> **Instruction**:
Reproduce the material in full, unchanged.

> **Data for the task**:

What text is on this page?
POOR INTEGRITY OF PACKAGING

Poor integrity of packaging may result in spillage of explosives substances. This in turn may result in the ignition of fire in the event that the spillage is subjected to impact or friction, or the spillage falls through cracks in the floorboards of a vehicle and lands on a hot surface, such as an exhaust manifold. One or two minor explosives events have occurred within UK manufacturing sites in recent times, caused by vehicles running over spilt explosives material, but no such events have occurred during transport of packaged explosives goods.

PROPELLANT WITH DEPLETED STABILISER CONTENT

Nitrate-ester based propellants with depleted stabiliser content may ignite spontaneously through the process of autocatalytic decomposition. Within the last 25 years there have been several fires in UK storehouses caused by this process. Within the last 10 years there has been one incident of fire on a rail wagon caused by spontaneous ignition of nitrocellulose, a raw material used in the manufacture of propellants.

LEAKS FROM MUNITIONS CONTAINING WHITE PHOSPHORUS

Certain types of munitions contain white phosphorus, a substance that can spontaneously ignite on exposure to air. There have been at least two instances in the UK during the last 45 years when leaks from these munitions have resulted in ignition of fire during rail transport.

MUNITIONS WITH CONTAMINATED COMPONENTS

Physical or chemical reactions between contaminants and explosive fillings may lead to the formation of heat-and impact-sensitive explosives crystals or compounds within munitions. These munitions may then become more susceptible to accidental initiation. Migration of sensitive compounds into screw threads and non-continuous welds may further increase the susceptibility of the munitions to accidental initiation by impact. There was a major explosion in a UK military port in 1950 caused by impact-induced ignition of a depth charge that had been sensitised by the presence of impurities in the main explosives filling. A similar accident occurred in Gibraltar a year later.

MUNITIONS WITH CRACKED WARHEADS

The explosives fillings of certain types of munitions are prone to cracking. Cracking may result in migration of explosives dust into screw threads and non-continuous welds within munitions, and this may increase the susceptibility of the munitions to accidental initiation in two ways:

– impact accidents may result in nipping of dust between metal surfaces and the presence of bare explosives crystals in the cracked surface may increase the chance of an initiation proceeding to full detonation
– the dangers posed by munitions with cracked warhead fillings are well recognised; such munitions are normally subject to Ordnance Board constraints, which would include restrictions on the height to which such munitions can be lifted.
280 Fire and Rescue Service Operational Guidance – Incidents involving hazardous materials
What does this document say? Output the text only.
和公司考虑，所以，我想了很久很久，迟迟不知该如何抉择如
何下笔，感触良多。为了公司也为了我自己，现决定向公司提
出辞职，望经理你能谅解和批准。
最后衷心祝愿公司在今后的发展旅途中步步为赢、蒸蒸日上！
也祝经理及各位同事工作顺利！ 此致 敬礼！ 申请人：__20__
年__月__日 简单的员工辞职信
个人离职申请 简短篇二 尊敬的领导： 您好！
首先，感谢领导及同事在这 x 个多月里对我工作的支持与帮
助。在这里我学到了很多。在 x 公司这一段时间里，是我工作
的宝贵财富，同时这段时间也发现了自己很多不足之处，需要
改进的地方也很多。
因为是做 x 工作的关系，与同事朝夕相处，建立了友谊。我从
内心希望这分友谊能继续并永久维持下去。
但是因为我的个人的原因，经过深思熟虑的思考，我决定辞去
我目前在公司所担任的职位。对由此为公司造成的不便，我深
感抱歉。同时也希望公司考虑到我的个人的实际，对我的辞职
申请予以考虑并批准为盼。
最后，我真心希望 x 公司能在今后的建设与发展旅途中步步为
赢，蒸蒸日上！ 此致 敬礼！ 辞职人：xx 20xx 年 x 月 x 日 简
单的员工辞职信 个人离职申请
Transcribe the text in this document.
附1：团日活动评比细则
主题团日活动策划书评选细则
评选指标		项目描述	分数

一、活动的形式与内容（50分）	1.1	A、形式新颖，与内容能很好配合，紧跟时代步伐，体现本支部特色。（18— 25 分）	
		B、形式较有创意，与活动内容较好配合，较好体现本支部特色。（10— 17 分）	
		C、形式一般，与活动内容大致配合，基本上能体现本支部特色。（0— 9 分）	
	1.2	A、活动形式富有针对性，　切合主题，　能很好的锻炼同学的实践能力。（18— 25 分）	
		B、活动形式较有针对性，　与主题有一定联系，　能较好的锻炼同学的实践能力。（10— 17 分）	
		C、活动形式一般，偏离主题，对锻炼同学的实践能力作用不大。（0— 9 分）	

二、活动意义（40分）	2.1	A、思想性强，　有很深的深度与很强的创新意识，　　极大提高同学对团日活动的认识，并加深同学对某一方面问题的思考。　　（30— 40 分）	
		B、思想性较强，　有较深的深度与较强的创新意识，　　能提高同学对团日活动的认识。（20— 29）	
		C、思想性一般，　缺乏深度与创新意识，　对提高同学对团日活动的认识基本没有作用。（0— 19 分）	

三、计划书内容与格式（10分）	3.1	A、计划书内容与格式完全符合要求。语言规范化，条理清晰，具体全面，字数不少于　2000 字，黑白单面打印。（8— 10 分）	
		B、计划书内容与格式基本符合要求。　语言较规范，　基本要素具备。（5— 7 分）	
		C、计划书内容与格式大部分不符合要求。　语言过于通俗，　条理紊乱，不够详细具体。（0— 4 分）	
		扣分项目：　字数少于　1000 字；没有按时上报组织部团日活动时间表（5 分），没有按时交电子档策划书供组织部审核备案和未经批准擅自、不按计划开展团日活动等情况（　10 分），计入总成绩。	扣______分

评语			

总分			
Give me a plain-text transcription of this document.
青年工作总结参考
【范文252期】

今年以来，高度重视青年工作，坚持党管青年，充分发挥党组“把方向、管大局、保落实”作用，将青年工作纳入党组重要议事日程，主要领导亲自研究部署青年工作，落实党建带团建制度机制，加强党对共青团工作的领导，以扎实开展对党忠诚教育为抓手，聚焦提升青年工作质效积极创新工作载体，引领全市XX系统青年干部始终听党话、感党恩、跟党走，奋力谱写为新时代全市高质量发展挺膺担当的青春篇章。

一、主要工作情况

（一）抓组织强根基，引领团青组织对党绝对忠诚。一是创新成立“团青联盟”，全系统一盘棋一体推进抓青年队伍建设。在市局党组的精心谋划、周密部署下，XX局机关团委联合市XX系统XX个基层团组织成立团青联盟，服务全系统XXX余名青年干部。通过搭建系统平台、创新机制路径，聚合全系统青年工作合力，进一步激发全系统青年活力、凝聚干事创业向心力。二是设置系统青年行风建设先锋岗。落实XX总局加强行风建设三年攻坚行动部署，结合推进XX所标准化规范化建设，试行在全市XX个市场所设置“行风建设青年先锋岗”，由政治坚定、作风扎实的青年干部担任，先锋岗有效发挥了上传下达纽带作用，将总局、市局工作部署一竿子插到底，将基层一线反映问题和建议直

> **Correct result**:
What text is on this page?
POOR INTEGRITY OF PACKAGING

Poor integrity of packaging may result in spillage of explosives substances. This in turn may result in the ignition of fire in the event that the spillage is subjected to impact or friction, or the spillage falls through cracks in the floorboards of a vehicle and lands on a hot surface, such as an exhaust manifold. One or two minor explosives events have occurred within UK manufacturing sites in recent times, caused by vehicles running over spilt explosives material, but no such events have occurred during transport of packaged explosives goods.

PROPELLANT WITH DEPLETED STABILISER CONTENT

Nitrate-ester based propellants with depleted stabiliser content may ignite spontaneously through the process of autocatalytic decomposition. Within the last 25 years there have been several fires in UK storehouses caused by this process. Within the last 10 years there has been one incident of fire on a rail wagon caused by spontaneous ignition of nitrocellulose, a raw material used in the manufacture of propellants.

LEAKS FROM MUNITIONS CONTAINING WHITE PHOSPHORUS

Certain types of munitions contain white phosphorus, a substance that can spontaneously ignite on exposure to air. There have been at least two instances in the UK during the last 45 years when leaks from these munitions have resulted in ignition of fire during rail transport.

MUNITIONS WITH CONTAMINATED COMPONENTS

Physical or chemical reactions between contaminants and explosive fillings may lead to the formation of heat-and impact-sensitive explosives crystals or compounds within munitions. These munitions may then become more susceptible to accidental initiation. Migration of sensitive compounds into screw threads and non-continuous welds may further increase the susceptibility of the munitions to accidental initiation by impact. There was a major explosion in a UK military port in 1950 caused by impact-induced ignition of a depth charge that had been sensitised by the presence of impurities in the main explosives filling. A similar accident occurred in Gibraltar a year later.

MUNITIONS WITH CRACKED WARHEADS

The explosives fillings of certain types of munitions are prone to cracking. Cracking may result in migration of explosives dust into screw threads and non-continuous welds within munitions, and this may increase the susceptibility of the munitions to accidental initiation in two ways:

– impact accidents may result in nipping of dust between metal surfaces and the presence of bare explosives crystals in the cracked surface may increase the chance of an initiation proceeding to full detonation
– the dangers posed by munitions with cracked warhead fillings are well recognised; such munitions are normally subject to Ordnance Board constraints, which would include restrictions on the height to which such munitions can be lifted.
280 Fire and Rescue Service Operational Guidance – Incidents involving hazardous materials
What does this document say? Output the text only.
和公司考虑，所以，我想了很久很久，迟迟不知该如何抉择如
何下笔，感触良多。为了公司也为了我自己，现决定向公司提
出辞职，望经理你能谅解和批准。
最后衷心祝愿公司在今后的发展旅途中步步为赢、蒸蒸日上！
也祝经理及各位同事工作顺利！ 此致 敬礼！ 申请人：__20__
年__月__日 简单的员工辞职信
个人离职申请 简短篇二 尊敬的领导： 您好！
首先，感谢领导及同事在这 x 个多月里对我工作的支持与帮
助。在这里我学到了很多。在 x 公司这一段时间里，是我工作
的宝贵财富，同时这段时间也发现了自己很多不足之处，需要
改进的地方也很多。
因为是做 x 工作的关系，与同事朝夕相处，建立了友谊。我从
内心希望这分友谊能继续并永久维持下去。
但是因为我的个人的原因，经过深思熟虑的思考，我决定辞去
我目前在公司所担任的职位。对由此为公司造成的不便，我深
感抱歉。同时也希望公司考虑到我的个人的实际，对我的辞职
申请予以考虑并批准为盼。
最后，我真心希望 x 公司能在今后的建设与发展旅途中步步为
赢，蒸蒸日上！ 此致 敬礼！ 辞职人：xx 20xx 年 x 月 x 日 简
单的员工辞职信 个人离职申请
Transcribe the text in this document.
附1：团日活动评比细则
主题团日活动策划书评选细则
评选指标		项目描述	分数

一、活动的形式与内容（50分）	1.1	A、形式新颖，与内容能很好配合，紧跟时代步伐，体现本支部特色。（18— 25 分）	
		B、形式较有创意，与活动内容较好配合，较好体现本支部特色。（10— 17 分）	
		C、形式一般，与活动内容大致配合，基本上能体现本支部特色。（0— 9 分）	
	1.2	A、活动形式富有针对性，　切合主题，　能很好的锻炼同学的实践能力。（18— 25 分）	
		B、活动形式较有针对性，　与主题有一定联系，　能较好的锻炼同学的实践能力。（10— 17 分）	
		C、活动形式一般，偏离主题，对锻炼同学的实践能力作用不大。（0— 9 分）	

二、活动意义（40分）	2.1	A、思想性强，　有很深的深度与很强的创新意识，　　极大提高同学对团日活动的认识，并加深同学对某一方面问题的思考。　　（30— 40 分）	
		B、思想性较强，　有较深的深度与较强的创新意识，　　能提高同学对团日活动的认识。（20— 29）	
		C、思想性一般，　缺乏深度与创新意识，　对提高同学对团日活动的认识基本没有作用。（0— 19 分）	

三、计划书内容与格式（10分）	3.1	A、计划书内容与格式完全符合要求。语言规范化，条理清晰，具体全面，字数不少于　2000 字，黑白单面打印。（8— 10 分）	
		B、计划书内容与格式基本符合要求。　语言较规范，　基本要素具备。（5— 7 分）	
		C、计划书内容与格式大部分不符合要求。　语言过于通俗，　条理紊乱，不够详细具体。（0— 4 分）	
		扣分项目：　字数少于　1000 字；没有按时上报组织部团日活动时间表（5 分），没有按时交电子档策划书供组织部审核备案和未经批准擅自、不按计划开展团日活动等情况（　10 分），计入总成绩。	扣______分

评语			

总分			
Give me a plain-text transcription of this document.
青年工作总结参考
【范文252期】

今年以来，高度重视青年工作，坚持党管青年，充分发挥党组“把方向、管大局、保落实”作用，将青年工作纳入党组重要议事日程，主要领导亲自研究部署青年工作，落实党建带团建制度机制，加强党对共青团工作的领导，以扎实开展对党忠诚教育为抓手，聚焦提升青年工作质效积极创新工作载体，引领全市XX系统青年干部始终听党话、感党恩、跟党走，奋力谱写为新时代全市高质量发展挺膺担当的青春篇章。

一、主要工作情况

（一）抓组织强根基，引领团青组织对党绝对忠诚。一是创新成立“团青联盟”，全系统一盘棋一体推进抓青年队伍建设。在市局党组的精心谋划、周密部署下，XX局机关团委联合市XX系统XX个基层团组织成立团青联盟，服务全系统XXX余名青年干部。通过搭建系统平台、创新机制路径，聚合全系统青年工作合力，进一步激发全系统青年活力、凝聚干事创业向心力。二是设置系统青年行风建设先锋岗。落实XX总局加强行风建设三年攻坚行动部署，结合推进XX所标准化规范化建设，试行在全市XX个市场所设置“行风建设青年先锋岗”，由政治坚定、作风扎实的青年干部担任，先锋岗有效发挥了上传下达纽带作用，将总局、市局工作部署一竿子插到底，将基层一线反映问题和建议直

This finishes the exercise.